▶ INSTRUCTIONS TO FOLLOW
Scan the listing below for the word "emballage" and state how many lines hold it. Write nothing but the number.

▶ EXTRACTED DATA
=-=-=-=-=

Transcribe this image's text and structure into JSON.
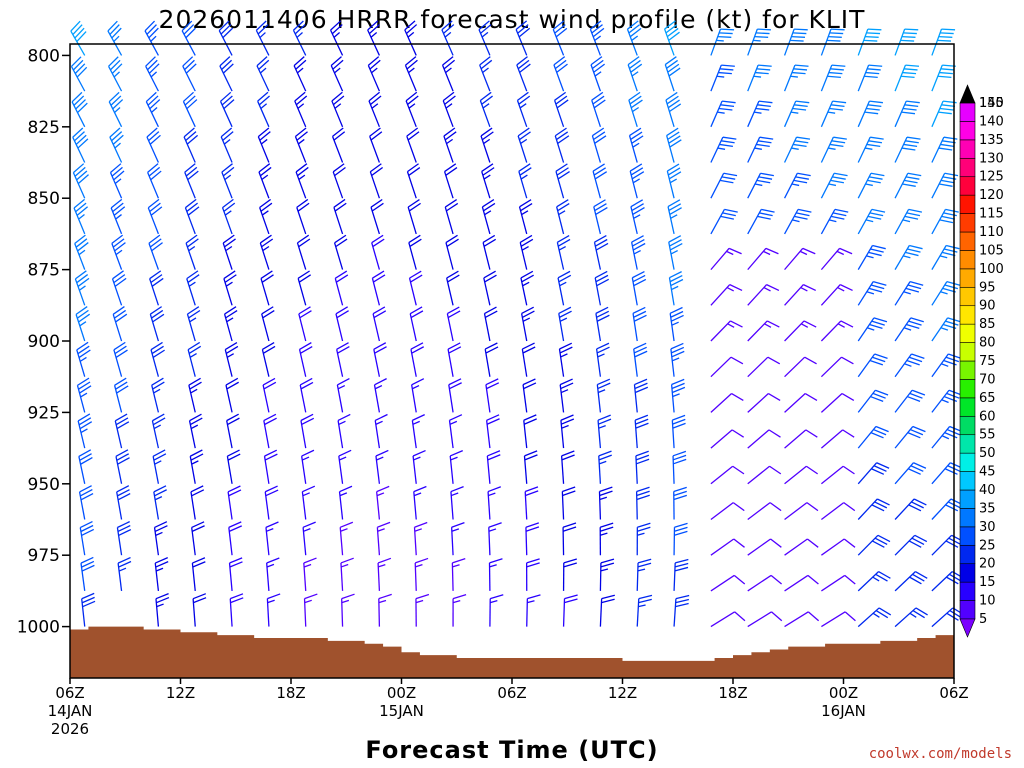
{
  "chart_data": {
    "type": "wind_barb_profile",
    "title": "2026011406 HRRR forecast wind profile (kt) for KLIT",
    "xlabel": "Forecast Time (UTC)",
    "credit": "coolwx.com/models",
    "y_ticks": [
      {
        "value": 800,
        "label": "800"
      },
      {
        "value": 825,
        "label": "825"
      },
      {
        "value": 850,
        "label": "850"
      },
      {
        "value": 875,
        "label": "875"
      },
      {
        "value": 900,
        "label": "900"
      },
      {
        "value": 925,
        "label": "925"
      },
      {
        "value": 950,
        "label": "950"
      },
      {
        "value": 975,
        "label": "975"
      },
      {
        "value": 1000,
        "label": "1000"
      }
    ],
    "ylim": [
      796,
      1018
    ],
    "x_hours_range": [
      0,
      48
    ],
    "x_ticks": [
      {
        "hour": 0,
        "lines": [
          "06Z",
          "14JAN",
          "2026"
        ]
      },
      {
        "hour": 6,
        "lines": [
          "12Z"
        ]
      },
      {
        "hour": 12,
        "lines": [
          "18Z"
        ]
      },
      {
        "hour": 18,
        "lines": [
          "00Z",
          "15JAN"
        ]
      },
      {
        "hour": 24,
        "lines": [
          "06Z"
        ]
      },
      {
        "hour": 30,
        "lines": [
          "12Z"
        ]
      },
      {
        "hour": 36,
        "lines": [
          "18Z"
        ]
      },
      {
        "hour": 42,
        "lines": [
          "00Z",
          "16JAN"
        ]
      },
      {
        "hour": 48,
        "lines": [
          "06Z"
        ]
      }
    ],
    "terrain_surface_pressure": [
      {
        "hour": 0,
        "p": 1001
      },
      {
        "hour": 1,
        "p": 1000
      },
      {
        "hour": 4,
        "p": 1001
      },
      {
        "hour": 6,
        "p": 1002
      },
      {
        "hour": 8,
        "p": 1003
      },
      {
        "hour": 10,
        "p": 1004
      },
      {
        "hour": 14,
        "p": 1005
      },
      {
        "hour": 16,
        "p": 1006
      },
      {
        "hour": 17,
        "p": 1007
      },
      {
        "hour": 18,
        "p": 1009
      },
      {
        "hour": 19,
        "p": 1010
      },
      {
        "hour": 21,
        "p": 1011
      },
      {
        "hour": 30,
        "p": 1012
      },
      {
        "hour": 35,
        "p": 1011
      },
      {
        "hour": 36,
        "p": 1010
      },
      {
        "hour": 37,
        "p": 1009
      },
      {
        "hour": 38,
        "p": 1008
      },
      {
        "hour": 39,
        "p": 1007
      },
      {
        "hour": 41,
        "p": 1006
      },
      {
        "hour": 44,
        "p": 1005
      },
      {
        "hour": 46,
        "p": 1004
      },
      {
        "hour": 47,
        "p": 1003
      },
      {
        "hour": 48,
        "p": 1002
      }
    ],
    "barb_levels": [
      800,
      812.5,
      825,
      837.5,
      850,
      862.5,
      875,
      887.5,
      900,
      912.5,
      925,
      937.5,
      950,
      962.5,
      975,
      987.5,
      1000,
      1012.5
    ],
    "colorbar": {
      "labels": [
        5,
        10,
        15,
        20,
        25,
        30,
        35,
        40,
        45,
        50,
        55,
        60,
        65,
        70,
        75,
        80,
        85,
        90,
        95,
        100,
        105,
        110,
        115,
        120,
        125,
        130,
        135,
        140,
        145,
        150
      ],
      "colors": [
        "#7b00ff",
        "#5200ff",
        "#2800ff",
        "#0000e6",
        "#0028f0",
        "#0050ff",
        "#0078ff",
        "#00a0ff",
        "#00c8ff",
        "#00f0e6",
        "#00e6aa",
        "#00dc64",
        "#00e628",
        "#28f000",
        "#78f500",
        "#c8ff00",
        "#f0ff00",
        "#ffe600",
        "#ffc800",
        "#ffaa00",
        "#ff8c00",
        "#ff6400",
        "#ff3c00",
        "#ff1400",
        "#ff003c",
        "#ff0078",
        "#ff00b4",
        "#ff00e6",
        "#e600ff",
        "#000000"
      ]
    }
  }
}
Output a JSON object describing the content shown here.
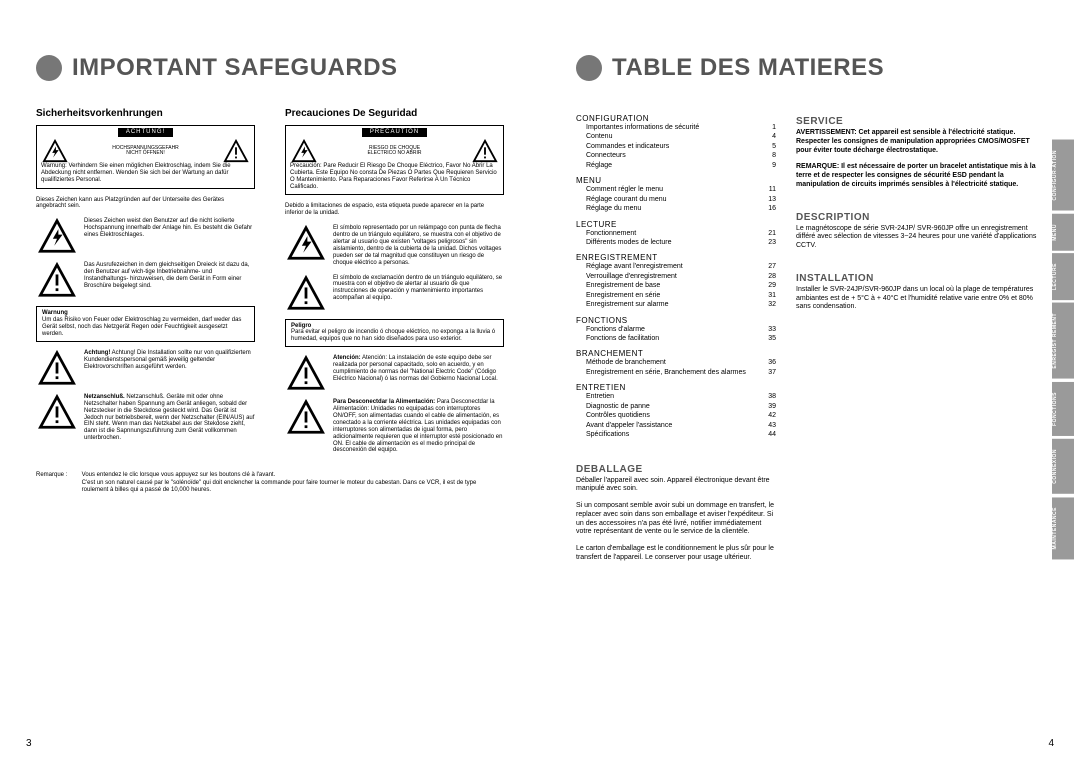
{
  "colors": {
    "accent_grey": "#777777",
    "tab_grey": "#9a9a9a",
    "text_grey": "#555555"
  },
  "page_left_num": "3",
  "page_right_num": "4",
  "left_title": "IMPORTANT SAFEGUARDS",
  "right_title": "TABLE DES MATIERES",
  "de": {
    "head": "Sicherheitsvorkenhrungen",
    "box_label": "ACHTUNG!",
    "box_mid": "HOCHSPANNUNGSGEFAHR\nNICHT ÖFFNEN!",
    "box_sub": "Warnung: Verhindern Sie einen möglichen Elektroschlag, indem Sie die Abdeckung nicht entfernen. Wenden Sie sich bei der Wartung an dafür qualifiziertes Personal.",
    "note_under": "Dieses Zeichen kann aus Platzgründen auf der Unterseite des Gerätes angebracht sein.",
    "lightning_txt": "Dieses Zeichen weist den Benutzer auf die nicht isolierte Hochspannung innerhalb der Anlage hin. Es besteht die Gefahr eines Elektroschlages.",
    "exclaim_txt": "Das Ausrufezeichen in dem gleichseitigen Dreieck ist dazu da, den Benutzer auf wich-tige Inbetriebnahme- und Instandhaltungs- hinzuweisen, die dem Gerät in Form einer Broschüre beigelegt sind.",
    "textbox_head": "Warnung",
    "textbox_body": "Um das Risiko von Feuer oder Elektroschlag zu vermeiden, darf weder das Gerät selbst, noch das Netzgerät Regen oder Feuchtigkeit ausgesetzt werden.",
    "achtung_txt": "Achtung! Die Installation sollte nur von qualifiziertem Kundendienstspersonal gemäß jeweilig geltender Elektrovorschriften ausgeführt werden.",
    "netz_txt": "Netzanschluß. Geräte mit oder ohne Netzschalter haben Spannung am Gerät anliegen, sobald der Netzstecker in die Steckdose gesteckt wird. Das Gerät ist Jedoch nur betriebsbereit, wenn der Netzschalter (EIN/AUS) auf EIN steht. Wenn man das Netzkabel aus der Stekdose zieht, dann ist die Sapnnungszuführung zum Gerät vollkommen unterbrochen."
  },
  "es": {
    "head": "Precauciones De Seguridad",
    "box_label": "PRECAUTION",
    "box_mid": "RIESGO DE CHOQUE\nELECTRICO NO ABRIR",
    "box_sub": "Precaución: Pare Reducir El Riesgo De Choque Eléctrico, Favor No Abrir La Cubierta. Este Equipo No consta De Piezas O Partes Que Requieren Servicio O Mantenimiento. Para Reparaciones Favor Referirse A Un Técnico Calificado.",
    "note_under": "Debido a limitaciones de espacio, esta etiqueta puede aparecer en la parte inferior de la unidad.",
    "lightning_txt": "El símbolo representado por un relámpago con punta de flecha dentro de un triángulo equilátero, se muestra con el objetivo de alertar al usuario que existen \"voltages peligrosos\" sin aislamiento, dentro de la cubierta de la unidad. Dichos voltages pueden ser de tal magnitud que constituyen un riesgo de choque eléctrico a personas.",
    "exclaim_txt": "El símbolo de exclamación dentro de un triángulo equilátero, se muestra con el objetivo de alertar al usuario de que instrucciones de operación y mantenimiento importantes acompañan al equipo.",
    "textbox_head": "Peligro",
    "textbox_body": "Para evitar el peligro de incendio ó choque eléctrico, no exponga a la lluvia ó humedad, equipos que no han sido diseñados para uso exterior.",
    "achtung_txt": "Atención: La instalación de este equipo debe ser realizada por personal capacitado, solo en acuerdo, y en cumplimiento de normas del \"National Electric Code\" (Código Eléctrico Nacional) ó las normas del Gobierno Nacional Local.",
    "netz_txt": "Para Desconectdar la Alimentación: Unidades no equipadas con interruptores ON/OFF, son alimentadas cuando el cable de alimentación, es conectado a la corriente eléctrica. Las unidades equipadas con interruptores son alimentadas de igual forma, pero adicionalmente requieren que el interruptor esté posicionado en ON. El cable de alimentación es el medio principal de desconexión del equipo."
  },
  "remark": {
    "label": "Remarque :",
    "body": "Vous entendez le clic lorsque vous appuyez sur les boutons clé à l'avant.\nC'est un son naturel causé par le \"solénoïde\" qui doit enclencher la commande pour faire tourner le moteur du cabestan. Dans ce VCR, il est de type roulement à billes qui a passé de 10,000 heures."
  },
  "toc": {
    "sections": [
      {
        "title": "CONFIGURATION",
        "items": [
          {
            "t": "Importantes informations de sécurité",
            "p": "1"
          },
          {
            "t": "Contenu",
            "p": "4"
          },
          {
            "t": "Commandes et indicateurs",
            "p": "5"
          },
          {
            "t": "Connecteurs",
            "p": "8"
          },
          {
            "t": "Réglage",
            "p": "9"
          }
        ]
      },
      {
        "title": "MENU",
        "items": [
          {
            "t": "Comment régler le menu",
            "p": "11"
          },
          {
            "t": "Réglage courant du menu",
            "p": "13"
          },
          {
            "t": "Réglage du menu",
            "p": "16"
          }
        ]
      },
      {
        "title": "LECTURE",
        "items": [
          {
            "t": "Fonctionnement",
            "p": "21"
          },
          {
            "t": "Différents modes de lecture",
            "p": "23"
          }
        ]
      },
      {
        "title": "ENREGISTREMENT",
        "items": [
          {
            "t": "Réglage avant l'enregistrement",
            "p": "27"
          },
          {
            "t": "Verrouillage d'enregistrement",
            "p": "28"
          },
          {
            "t": "Enregistrement de base",
            "p": "29"
          },
          {
            "t": "Enregistrement en série",
            "p": "31"
          },
          {
            "t": "Enregistrement sur alarme",
            "p": "32"
          }
        ]
      },
      {
        "title": "FONCTIONS",
        "items": [
          {
            "t": "Fonctions d'alarme",
            "p": "33"
          },
          {
            "t": "Fonctions de facilitation",
            "p": "35"
          }
        ]
      },
      {
        "title": "BRANCHEMENT",
        "items": [
          {
            "t": "Méthode de branchement",
            "p": "36"
          },
          {
            "t": "Enregistrement en série, Branchement des alarmes",
            "p": "37"
          }
        ]
      },
      {
        "title": "ENTRETIEN",
        "items": [
          {
            "t": "Entretien",
            "p": "38"
          },
          {
            "t": "Diagnostic de panne",
            "p": "39"
          },
          {
            "t": "Contrôles quotidiens",
            "p": "42"
          },
          {
            "t": "Avant d'appeler l'assistance",
            "p": "43"
          },
          {
            "t": "Spécifications",
            "p": "44"
          }
        ]
      }
    ]
  },
  "info": {
    "deballage_h": "DEBALLAGE",
    "deballage_p1": "Déballer l'appareil avec soin. Appareil électronique devant être manipulé avec soin.",
    "deballage_p2": "Si un composant semble avoir subi un dommage en transfert, le replacer avec soin dans son emballage et aviser l'expéditeur. Si un des accessoires n'a pas été livré, notifier immédiatement votre représentant de vente ou le service de la clientèle.",
    "deballage_p3": "Le carton d'emballage est le conditionnement le plus sûr pour le transfert de l'appareil. Le conserver pour usage ultérieur.",
    "service_h": "SERVICE",
    "service_p1": "AVERTISSEMENT: Cet appareil est sensible à l'électricité statique. Respecter les consignes de manipulation appropriées CMOS/MOSFET pour éviter toute décharge électrostatique.",
    "service_p2": "REMARQUE: Il est nécessaire de porter un bracelet antistatique mis à la terre et de respecter les consignes de sécurité ESD pendant la manipulation de circuits imprimés sensibles à l'électricité statique.",
    "desc_h": "DESCRIPTION",
    "desc_p": "Le magnétoscope de série SVR-24JP/ SVR-960JP offre un enregistrement différé avec sélection de vitesses 3~24 heures pour une variété d'applications CCTV.",
    "inst_h": "INSTALLATION",
    "inst_p": "Installer le SVR-24JP/SVR-960JP dans un local où la plage de températures ambiantes est de + 5°C à + 40°C et l'humidité relative varie entre 0% et 80% sans condensation."
  },
  "tabs": [
    "CONFIGUR-ATION",
    "MENU",
    "LECTURE",
    "ENREGIST REMENT",
    "FONCTIONS",
    "CONNEXION",
    "MAINTENANCE"
  ]
}
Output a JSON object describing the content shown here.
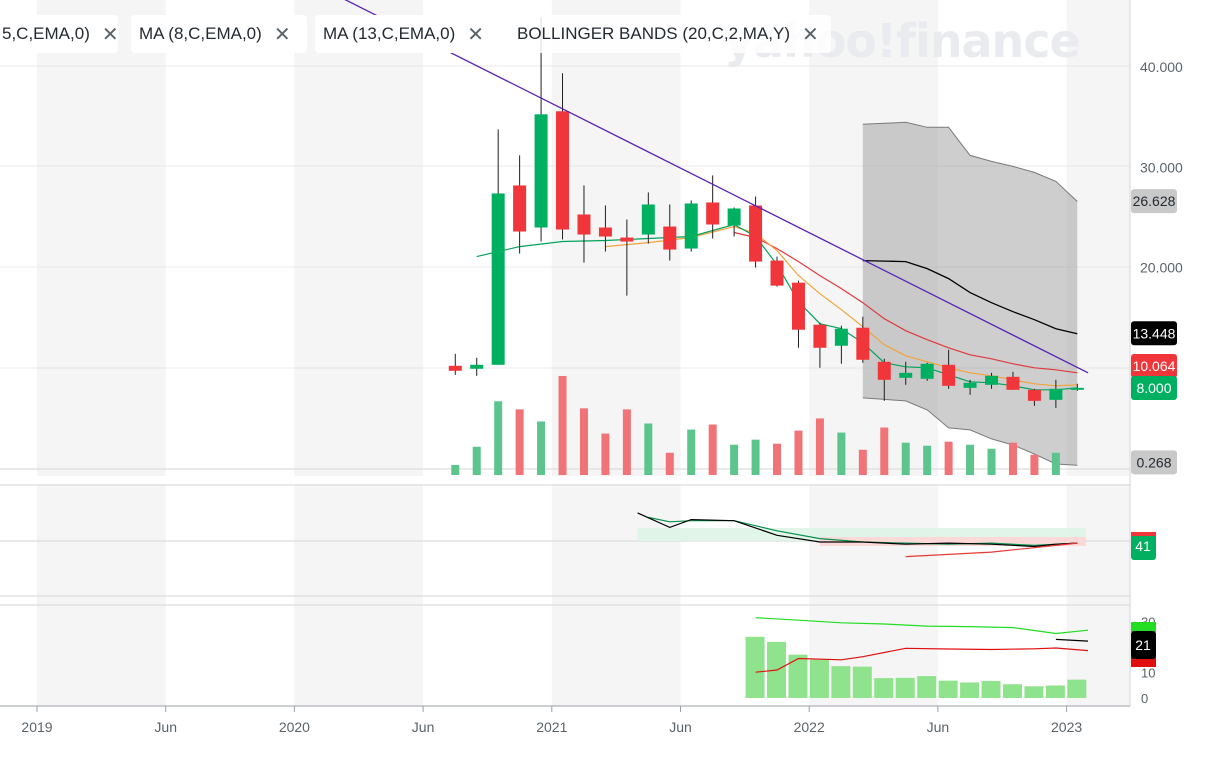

=-=-=-=-=

▶ OUTPUT OF THE EXERCISE
2